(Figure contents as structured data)
┌────────
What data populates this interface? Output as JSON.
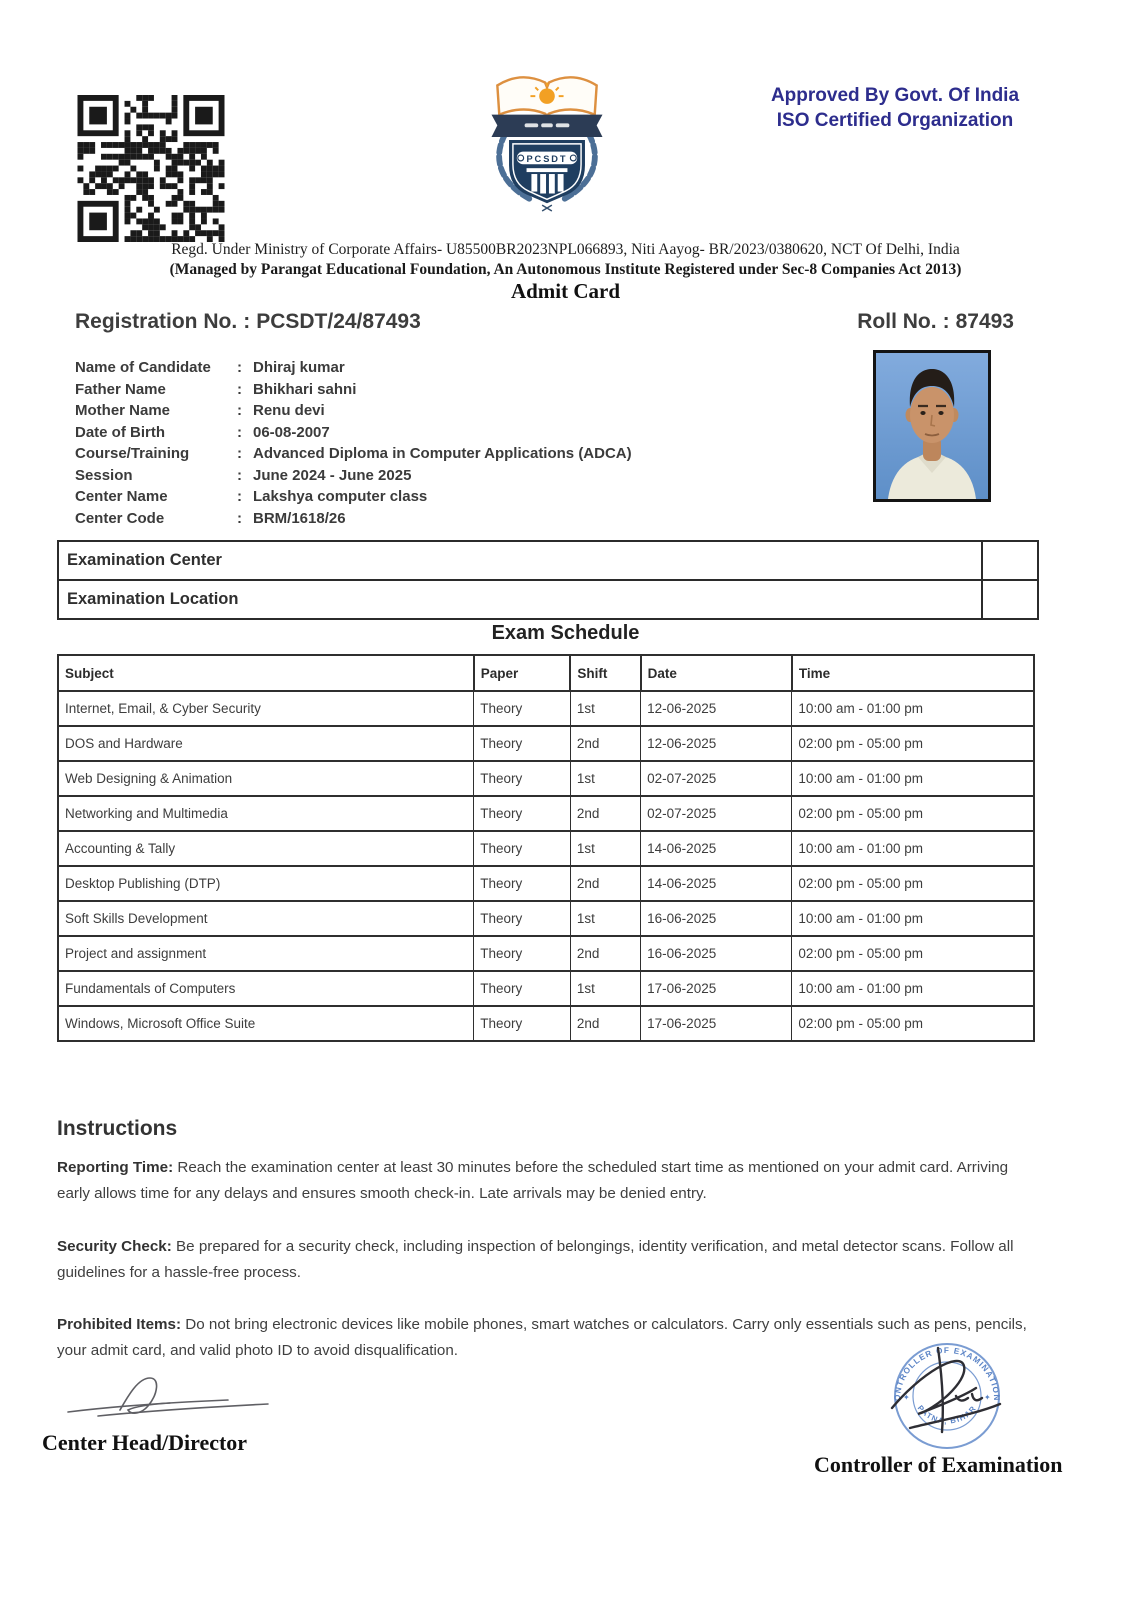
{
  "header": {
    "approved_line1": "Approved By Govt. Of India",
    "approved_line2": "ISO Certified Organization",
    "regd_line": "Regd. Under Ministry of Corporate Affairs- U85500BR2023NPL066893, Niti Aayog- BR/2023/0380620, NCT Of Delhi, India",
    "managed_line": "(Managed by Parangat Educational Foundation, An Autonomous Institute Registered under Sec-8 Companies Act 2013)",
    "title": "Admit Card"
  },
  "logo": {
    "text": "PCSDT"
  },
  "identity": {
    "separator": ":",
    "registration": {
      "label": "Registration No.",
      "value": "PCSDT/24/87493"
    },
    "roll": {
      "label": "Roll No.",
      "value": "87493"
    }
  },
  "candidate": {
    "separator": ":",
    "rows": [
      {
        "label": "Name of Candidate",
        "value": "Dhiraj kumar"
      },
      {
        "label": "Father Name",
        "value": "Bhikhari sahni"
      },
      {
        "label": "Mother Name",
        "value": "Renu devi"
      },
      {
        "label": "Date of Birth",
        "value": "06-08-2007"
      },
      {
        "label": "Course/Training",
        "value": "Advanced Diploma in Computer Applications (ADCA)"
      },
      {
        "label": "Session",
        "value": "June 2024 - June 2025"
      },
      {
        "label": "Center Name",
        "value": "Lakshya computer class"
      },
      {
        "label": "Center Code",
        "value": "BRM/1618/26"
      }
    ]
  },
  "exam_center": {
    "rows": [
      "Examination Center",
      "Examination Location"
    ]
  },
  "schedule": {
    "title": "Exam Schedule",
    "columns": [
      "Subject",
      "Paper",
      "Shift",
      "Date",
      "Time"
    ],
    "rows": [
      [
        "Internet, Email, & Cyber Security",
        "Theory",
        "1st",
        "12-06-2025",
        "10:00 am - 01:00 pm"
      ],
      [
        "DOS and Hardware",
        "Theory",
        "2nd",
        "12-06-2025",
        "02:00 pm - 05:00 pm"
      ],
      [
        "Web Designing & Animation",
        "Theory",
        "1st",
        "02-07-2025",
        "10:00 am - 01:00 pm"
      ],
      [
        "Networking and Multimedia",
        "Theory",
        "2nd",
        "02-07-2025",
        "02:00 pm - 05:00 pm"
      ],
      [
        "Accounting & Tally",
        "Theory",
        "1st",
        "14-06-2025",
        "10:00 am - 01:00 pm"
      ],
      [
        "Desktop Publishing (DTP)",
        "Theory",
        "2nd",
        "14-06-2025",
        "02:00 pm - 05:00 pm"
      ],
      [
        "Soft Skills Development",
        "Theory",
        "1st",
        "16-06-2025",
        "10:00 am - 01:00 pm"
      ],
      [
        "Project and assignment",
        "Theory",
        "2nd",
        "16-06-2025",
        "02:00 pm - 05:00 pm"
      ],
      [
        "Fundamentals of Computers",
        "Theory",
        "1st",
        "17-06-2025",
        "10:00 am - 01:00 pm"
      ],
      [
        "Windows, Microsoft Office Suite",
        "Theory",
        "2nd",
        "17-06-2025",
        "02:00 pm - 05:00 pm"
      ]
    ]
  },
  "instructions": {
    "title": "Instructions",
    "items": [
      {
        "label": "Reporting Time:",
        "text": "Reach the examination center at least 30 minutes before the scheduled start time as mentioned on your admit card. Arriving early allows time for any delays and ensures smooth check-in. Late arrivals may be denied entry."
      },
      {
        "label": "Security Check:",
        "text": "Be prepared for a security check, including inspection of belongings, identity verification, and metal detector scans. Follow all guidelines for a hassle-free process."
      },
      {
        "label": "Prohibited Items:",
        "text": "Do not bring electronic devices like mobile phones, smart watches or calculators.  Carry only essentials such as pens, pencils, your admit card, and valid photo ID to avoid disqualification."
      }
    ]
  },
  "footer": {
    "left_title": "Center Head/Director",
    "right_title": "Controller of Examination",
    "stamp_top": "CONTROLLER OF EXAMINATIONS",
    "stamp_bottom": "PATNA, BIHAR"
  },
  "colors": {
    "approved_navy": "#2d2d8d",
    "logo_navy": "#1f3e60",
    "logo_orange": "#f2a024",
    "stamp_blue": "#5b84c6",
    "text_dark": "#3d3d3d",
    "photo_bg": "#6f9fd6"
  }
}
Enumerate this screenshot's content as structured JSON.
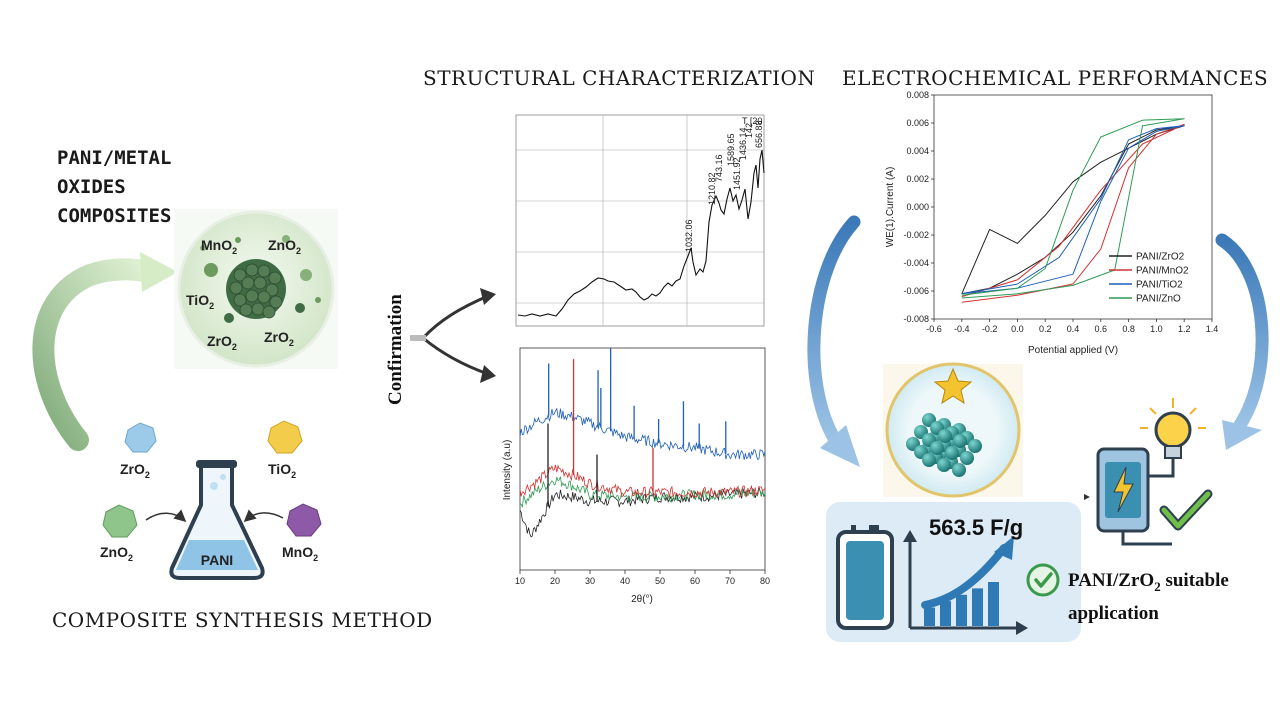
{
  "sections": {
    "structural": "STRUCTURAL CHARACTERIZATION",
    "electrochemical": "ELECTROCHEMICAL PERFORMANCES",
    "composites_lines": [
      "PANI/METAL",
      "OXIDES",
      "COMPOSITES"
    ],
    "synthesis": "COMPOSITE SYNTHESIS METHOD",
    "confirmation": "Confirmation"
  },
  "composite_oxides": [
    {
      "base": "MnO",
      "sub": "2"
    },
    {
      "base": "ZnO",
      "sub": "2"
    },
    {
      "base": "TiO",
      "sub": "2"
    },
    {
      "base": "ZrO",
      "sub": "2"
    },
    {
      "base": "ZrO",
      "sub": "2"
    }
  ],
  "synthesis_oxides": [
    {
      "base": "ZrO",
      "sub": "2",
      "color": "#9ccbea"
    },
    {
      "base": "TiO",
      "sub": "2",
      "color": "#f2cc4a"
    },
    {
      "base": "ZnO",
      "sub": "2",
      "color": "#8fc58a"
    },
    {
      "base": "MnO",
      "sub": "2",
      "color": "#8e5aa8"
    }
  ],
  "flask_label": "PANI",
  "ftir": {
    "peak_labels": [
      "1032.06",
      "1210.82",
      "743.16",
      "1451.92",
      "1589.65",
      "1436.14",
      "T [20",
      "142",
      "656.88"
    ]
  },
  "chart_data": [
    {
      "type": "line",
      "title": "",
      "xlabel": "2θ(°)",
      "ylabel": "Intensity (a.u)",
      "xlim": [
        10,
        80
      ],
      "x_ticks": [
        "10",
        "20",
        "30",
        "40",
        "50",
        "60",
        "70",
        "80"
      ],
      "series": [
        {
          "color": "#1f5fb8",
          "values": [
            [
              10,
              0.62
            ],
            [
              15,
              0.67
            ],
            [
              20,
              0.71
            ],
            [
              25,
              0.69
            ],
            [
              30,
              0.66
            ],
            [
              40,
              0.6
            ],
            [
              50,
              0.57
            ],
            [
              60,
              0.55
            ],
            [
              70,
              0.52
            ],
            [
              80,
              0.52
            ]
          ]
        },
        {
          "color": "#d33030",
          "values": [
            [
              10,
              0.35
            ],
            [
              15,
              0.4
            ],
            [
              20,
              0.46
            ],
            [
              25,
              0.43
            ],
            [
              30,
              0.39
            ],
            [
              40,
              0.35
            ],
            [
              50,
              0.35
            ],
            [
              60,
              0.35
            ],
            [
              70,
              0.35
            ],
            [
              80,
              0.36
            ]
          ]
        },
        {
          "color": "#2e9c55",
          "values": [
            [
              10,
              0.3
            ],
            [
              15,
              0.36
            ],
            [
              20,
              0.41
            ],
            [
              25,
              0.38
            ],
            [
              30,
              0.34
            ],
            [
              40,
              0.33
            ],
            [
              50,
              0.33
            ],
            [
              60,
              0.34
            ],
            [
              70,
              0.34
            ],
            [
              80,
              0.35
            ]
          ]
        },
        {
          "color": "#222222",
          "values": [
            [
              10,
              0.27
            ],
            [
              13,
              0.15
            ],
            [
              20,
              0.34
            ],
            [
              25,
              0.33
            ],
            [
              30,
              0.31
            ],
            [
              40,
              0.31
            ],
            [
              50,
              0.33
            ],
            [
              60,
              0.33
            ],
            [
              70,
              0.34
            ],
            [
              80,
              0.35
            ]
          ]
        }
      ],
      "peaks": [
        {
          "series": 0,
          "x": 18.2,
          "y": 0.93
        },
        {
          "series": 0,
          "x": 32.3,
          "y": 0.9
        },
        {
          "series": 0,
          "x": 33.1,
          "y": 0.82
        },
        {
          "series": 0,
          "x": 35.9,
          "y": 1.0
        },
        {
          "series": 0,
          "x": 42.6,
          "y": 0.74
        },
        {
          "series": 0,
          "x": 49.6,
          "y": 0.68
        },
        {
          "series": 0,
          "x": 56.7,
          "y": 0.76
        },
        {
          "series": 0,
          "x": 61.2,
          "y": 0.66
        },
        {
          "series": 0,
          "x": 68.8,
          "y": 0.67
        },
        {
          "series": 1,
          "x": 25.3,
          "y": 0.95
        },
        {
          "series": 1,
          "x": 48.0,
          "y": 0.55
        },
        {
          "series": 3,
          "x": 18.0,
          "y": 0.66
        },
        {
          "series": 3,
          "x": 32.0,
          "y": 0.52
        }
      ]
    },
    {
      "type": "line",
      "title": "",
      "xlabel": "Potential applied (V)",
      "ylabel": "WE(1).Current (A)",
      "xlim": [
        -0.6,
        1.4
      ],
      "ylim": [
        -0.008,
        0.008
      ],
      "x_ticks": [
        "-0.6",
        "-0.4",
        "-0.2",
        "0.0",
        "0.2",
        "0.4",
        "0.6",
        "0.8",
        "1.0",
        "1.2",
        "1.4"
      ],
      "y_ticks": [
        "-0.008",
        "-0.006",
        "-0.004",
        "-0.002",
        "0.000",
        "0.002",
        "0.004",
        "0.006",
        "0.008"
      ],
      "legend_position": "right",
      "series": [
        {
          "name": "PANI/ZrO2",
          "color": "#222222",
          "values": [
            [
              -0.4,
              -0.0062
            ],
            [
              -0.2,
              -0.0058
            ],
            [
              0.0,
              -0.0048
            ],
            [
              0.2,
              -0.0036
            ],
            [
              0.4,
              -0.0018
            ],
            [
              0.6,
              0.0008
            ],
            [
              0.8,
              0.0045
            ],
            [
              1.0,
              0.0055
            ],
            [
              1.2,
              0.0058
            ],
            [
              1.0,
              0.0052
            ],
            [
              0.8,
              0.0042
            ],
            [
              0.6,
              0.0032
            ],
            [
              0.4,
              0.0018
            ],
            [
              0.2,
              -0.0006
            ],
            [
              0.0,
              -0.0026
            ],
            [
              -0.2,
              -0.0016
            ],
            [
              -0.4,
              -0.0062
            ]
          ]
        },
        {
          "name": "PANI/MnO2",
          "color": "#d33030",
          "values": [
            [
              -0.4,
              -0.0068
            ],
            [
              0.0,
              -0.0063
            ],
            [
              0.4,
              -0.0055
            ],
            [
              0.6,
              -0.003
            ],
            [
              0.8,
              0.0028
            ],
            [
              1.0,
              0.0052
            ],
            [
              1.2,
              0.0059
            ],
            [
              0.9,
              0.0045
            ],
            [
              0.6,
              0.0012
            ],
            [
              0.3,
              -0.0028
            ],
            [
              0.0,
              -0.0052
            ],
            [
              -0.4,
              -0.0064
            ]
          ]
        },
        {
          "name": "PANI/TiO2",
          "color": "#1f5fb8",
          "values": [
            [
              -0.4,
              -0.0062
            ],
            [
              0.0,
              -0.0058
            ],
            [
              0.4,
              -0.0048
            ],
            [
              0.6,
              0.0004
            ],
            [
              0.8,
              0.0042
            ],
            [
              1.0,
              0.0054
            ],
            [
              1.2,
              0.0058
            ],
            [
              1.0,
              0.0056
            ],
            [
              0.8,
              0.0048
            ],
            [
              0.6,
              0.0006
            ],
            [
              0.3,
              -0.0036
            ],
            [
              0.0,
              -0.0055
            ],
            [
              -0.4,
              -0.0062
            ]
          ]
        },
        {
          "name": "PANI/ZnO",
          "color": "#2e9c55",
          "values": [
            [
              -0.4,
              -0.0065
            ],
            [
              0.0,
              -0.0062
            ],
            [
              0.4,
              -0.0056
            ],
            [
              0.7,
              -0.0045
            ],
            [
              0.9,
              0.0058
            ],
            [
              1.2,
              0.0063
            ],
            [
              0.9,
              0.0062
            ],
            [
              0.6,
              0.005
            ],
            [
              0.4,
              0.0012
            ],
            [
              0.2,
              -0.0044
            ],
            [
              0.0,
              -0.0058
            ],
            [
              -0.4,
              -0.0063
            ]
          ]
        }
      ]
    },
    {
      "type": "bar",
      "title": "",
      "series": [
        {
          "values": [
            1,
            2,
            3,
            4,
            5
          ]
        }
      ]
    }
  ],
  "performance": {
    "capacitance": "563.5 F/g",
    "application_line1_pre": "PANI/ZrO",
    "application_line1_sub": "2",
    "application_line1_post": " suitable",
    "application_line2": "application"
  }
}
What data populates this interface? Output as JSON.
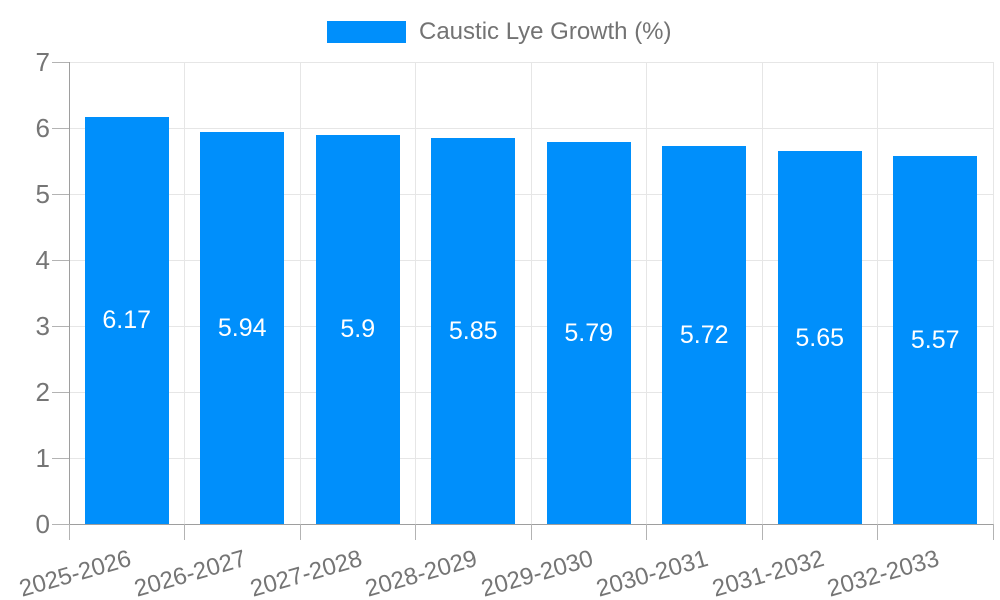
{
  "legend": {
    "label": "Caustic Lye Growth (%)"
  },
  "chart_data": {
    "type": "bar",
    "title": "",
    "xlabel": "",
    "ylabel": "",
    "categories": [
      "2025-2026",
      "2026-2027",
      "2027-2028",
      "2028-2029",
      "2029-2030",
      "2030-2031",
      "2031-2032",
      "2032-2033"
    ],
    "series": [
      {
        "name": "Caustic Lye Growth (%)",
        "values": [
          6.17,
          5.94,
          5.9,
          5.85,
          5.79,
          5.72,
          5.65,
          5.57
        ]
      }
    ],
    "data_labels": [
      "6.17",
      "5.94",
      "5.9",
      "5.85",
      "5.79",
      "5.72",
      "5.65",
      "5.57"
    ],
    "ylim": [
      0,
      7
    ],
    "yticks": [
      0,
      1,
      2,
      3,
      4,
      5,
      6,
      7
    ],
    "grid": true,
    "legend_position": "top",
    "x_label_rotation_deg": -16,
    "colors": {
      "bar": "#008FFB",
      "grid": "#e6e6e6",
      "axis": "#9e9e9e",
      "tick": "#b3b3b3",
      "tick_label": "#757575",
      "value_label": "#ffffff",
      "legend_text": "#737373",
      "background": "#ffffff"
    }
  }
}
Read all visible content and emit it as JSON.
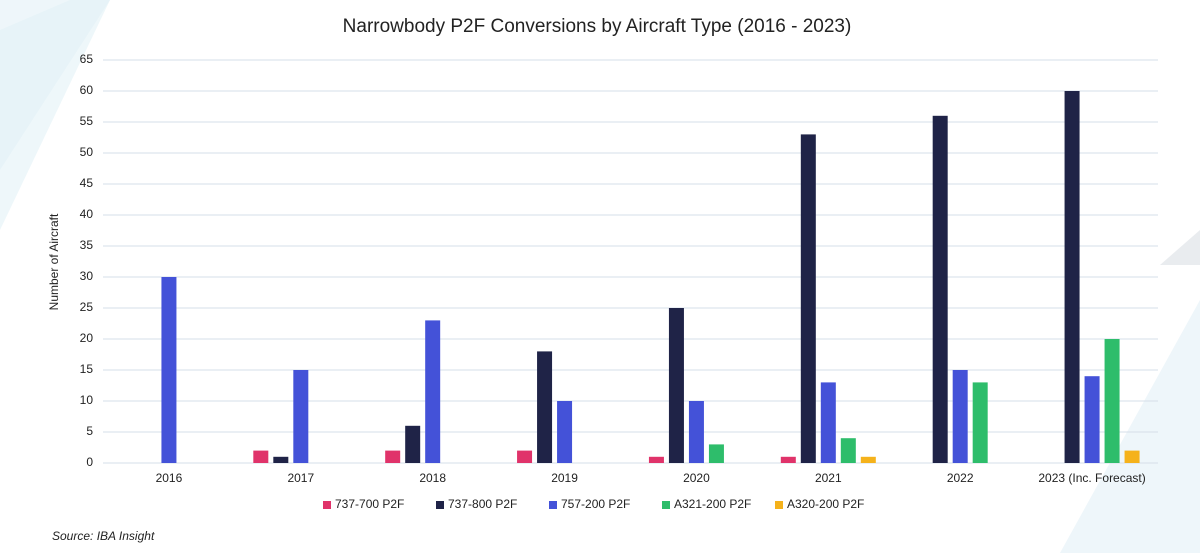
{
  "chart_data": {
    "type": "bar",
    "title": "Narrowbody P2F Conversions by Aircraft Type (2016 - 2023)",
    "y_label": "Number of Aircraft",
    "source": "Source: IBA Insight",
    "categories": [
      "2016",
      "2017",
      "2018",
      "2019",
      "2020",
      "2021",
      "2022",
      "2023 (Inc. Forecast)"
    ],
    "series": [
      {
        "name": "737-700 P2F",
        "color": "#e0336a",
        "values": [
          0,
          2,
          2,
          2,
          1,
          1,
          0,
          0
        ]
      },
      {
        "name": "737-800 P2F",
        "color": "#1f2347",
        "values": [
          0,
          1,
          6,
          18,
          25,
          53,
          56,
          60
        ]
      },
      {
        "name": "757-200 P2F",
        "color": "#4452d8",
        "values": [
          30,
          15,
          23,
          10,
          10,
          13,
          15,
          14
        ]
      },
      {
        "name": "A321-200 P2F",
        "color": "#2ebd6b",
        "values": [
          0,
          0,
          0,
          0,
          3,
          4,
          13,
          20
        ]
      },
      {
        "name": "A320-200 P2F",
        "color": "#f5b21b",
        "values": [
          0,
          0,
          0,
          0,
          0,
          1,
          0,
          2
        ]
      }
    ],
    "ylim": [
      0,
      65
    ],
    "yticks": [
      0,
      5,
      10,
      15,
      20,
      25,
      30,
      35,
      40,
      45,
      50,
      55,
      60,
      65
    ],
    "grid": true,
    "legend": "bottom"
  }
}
└────────
» Objective: Collect each line above holding the string "ffffff".

» Task solution:
      "value_label": "#ffffff",
      "background": "#ffffff"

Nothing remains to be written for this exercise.